▶ _Dataset entries_
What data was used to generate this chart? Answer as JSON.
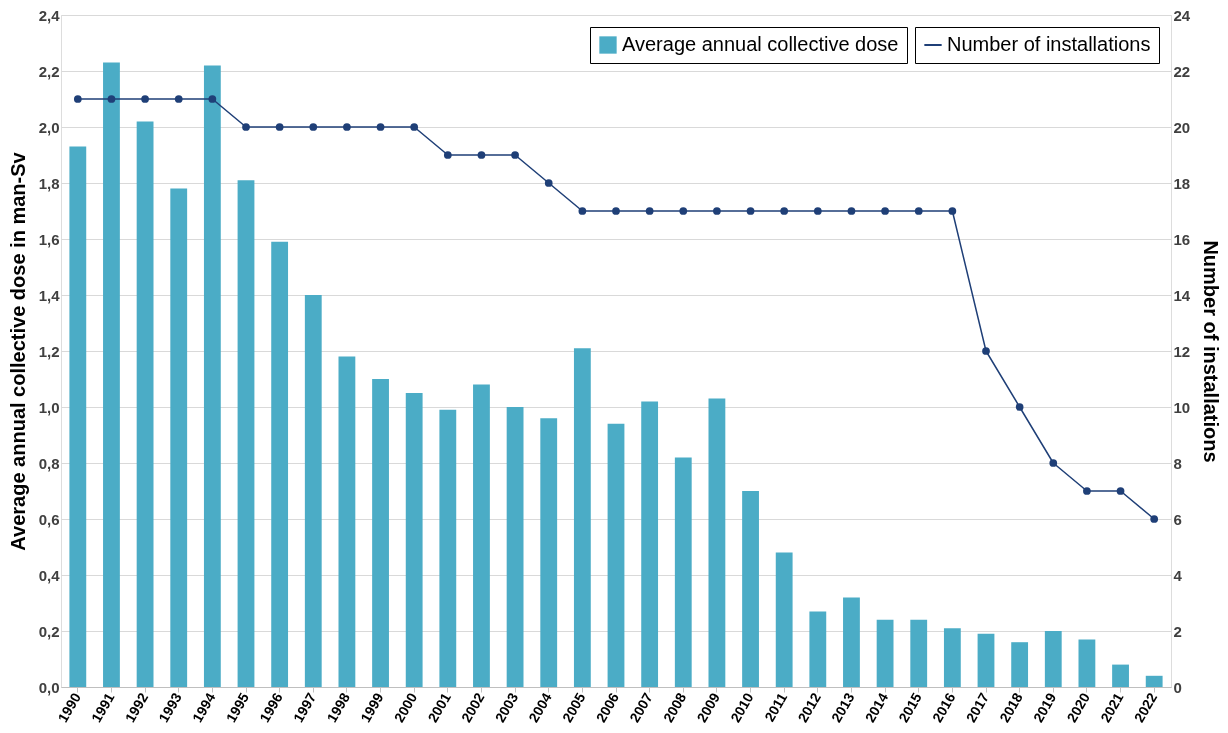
{
  "chart_data": {
    "type": "bar",
    "categories": [
      "1990",
      "1991",
      "1992",
      "1993",
      "1994",
      "1995",
      "1996",
      "1997",
      "1998",
      "1999",
      "2000",
      "2001",
      "2002",
      "2003",
      "2004",
      "2005",
      "2006",
      "2007",
      "2008",
      "2009",
      "2010",
      "2011",
      "2012",
      "2013",
      "2014",
      "2015",
      "2016",
      "2017",
      "2018",
      "2019",
      "2020",
      "2021",
      "2022"
    ],
    "series": [
      {
        "name": "Average annual collective dose",
        "color": "#4bacc6",
        "values": [
          1.93,
          2.23,
          2.02,
          1.78,
          2.22,
          1.81,
          1.59,
          1.4,
          1.18,
          1.1,
          1.05,
          0.99,
          1.08,
          1.0,
          0.96,
          1.21,
          0.94,
          1.02,
          0.82,
          1.03,
          0.7,
          0.48,
          0.27,
          0.32,
          0.24,
          0.24,
          0.21,
          0.19,
          0.16,
          0.2,
          0.17,
          0.08,
          0.04
        ]
      },
      {
        "name": "Number of installations",
        "type": "line",
        "axis": "y2",
        "color": "#1f3f77",
        "marker": "circle",
        "values": [
          21,
          21,
          21,
          21,
          21,
          20,
          20,
          20,
          20,
          20,
          20,
          19,
          19,
          19,
          18,
          17,
          17,
          17,
          17,
          17,
          17,
          17,
          17,
          17,
          17,
          17,
          17,
          12,
          10,
          8,
          7,
          7,
          6
        ]
      }
    ],
    "ylabel": "Average annual collective dose in man-Sv",
    "y2label": "Number of installations",
    "ylim": [
      0,
      2.4
    ],
    "yticks": [
      {
        "value": 0,
        "label": "0,0"
      },
      {
        "value": 0.2,
        "label": "0,2"
      },
      {
        "value": 0.4,
        "label": "0,4"
      },
      {
        "value": 0.6,
        "label": "0,6"
      },
      {
        "value": 0.8,
        "label": "0,8"
      },
      {
        "value": 1,
        "label": "1,0"
      },
      {
        "value": 1.2,
        "label": "1,2"
      },
      {
        "value": 1.4,
        "label": "1,4"
      },
      {
        "value": 1.6,
        "label": "1,6"
      },
      {
        "value": 1.8,
        "label": "1,8"
      },
      {
        "value": 2,
        "label": "2,0"
      },
      {
        "value": 2.2,
        "label": "2,2"
      },
      {
        "value": 2.4,
        "label": "2,4"
      }
    ],
    "y2lim": [
      0,
      24
    ],
    "y2ticks": [
      0,
      2,
      4,
      6,
      8,
      10,
      12,
      14,
      16,
      18,
      20,
      22,
      24
    ],
    "grid": "y",
    "legend": "top right"
  }
}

▶ _Exercise description_
Copy out each line of the records that holds the string "annual".

▶ _Task answer_
        "name": "Average annual collective dose",
    "ylabel": "Average annual collective dose in man-Sv",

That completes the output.